AIM OF THE TASK:
In this exercise, reproduce all the entries that follow exactly.

* begin *

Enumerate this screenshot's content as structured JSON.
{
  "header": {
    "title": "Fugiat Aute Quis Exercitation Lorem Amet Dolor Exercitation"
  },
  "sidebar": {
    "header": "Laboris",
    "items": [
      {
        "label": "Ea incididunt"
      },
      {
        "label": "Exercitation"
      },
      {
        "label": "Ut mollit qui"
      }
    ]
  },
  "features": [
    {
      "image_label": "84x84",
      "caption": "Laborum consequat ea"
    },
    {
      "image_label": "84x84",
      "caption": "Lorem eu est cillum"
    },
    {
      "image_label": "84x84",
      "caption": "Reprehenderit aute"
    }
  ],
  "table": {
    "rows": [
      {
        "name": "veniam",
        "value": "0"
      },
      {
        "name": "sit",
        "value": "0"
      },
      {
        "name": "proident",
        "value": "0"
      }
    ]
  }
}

* end *

IN RESPONSE:
Enumerate this screenshot's content as structured JSON.
{
  "header": {
    "title": "Fugiat Aute Quis Exercitation Lorem Amet Dolor Exercitation"
  },
  "sidebar": {
    "header": "Laboris",
    "items": [
      {
        "label": "Ea incididunt"
      },
      {
        "label": "Exercitation"
      },
      {
        "label": "Ut mollit qui"
      }
    ]
  },
  "features": [
    {
      "image_label": "84x84",
      "caption": "Laborum consequat ea"
    },
    {
      "image_label": "84x84",
      "caption": "Lorem eu est cillum"
    },
    {
      "image_label": "84x84",
      "caption": "Reprehenderit aute"
    }
  ],
  "table": {
    "rows": [
      {
        "name": "veniam",
        "value": "0"
      },
      {
        "name": "sit",
        "value": "0"
      },
      {
        "name": "proident",
        "value": "0"
      }
    ]
  }
}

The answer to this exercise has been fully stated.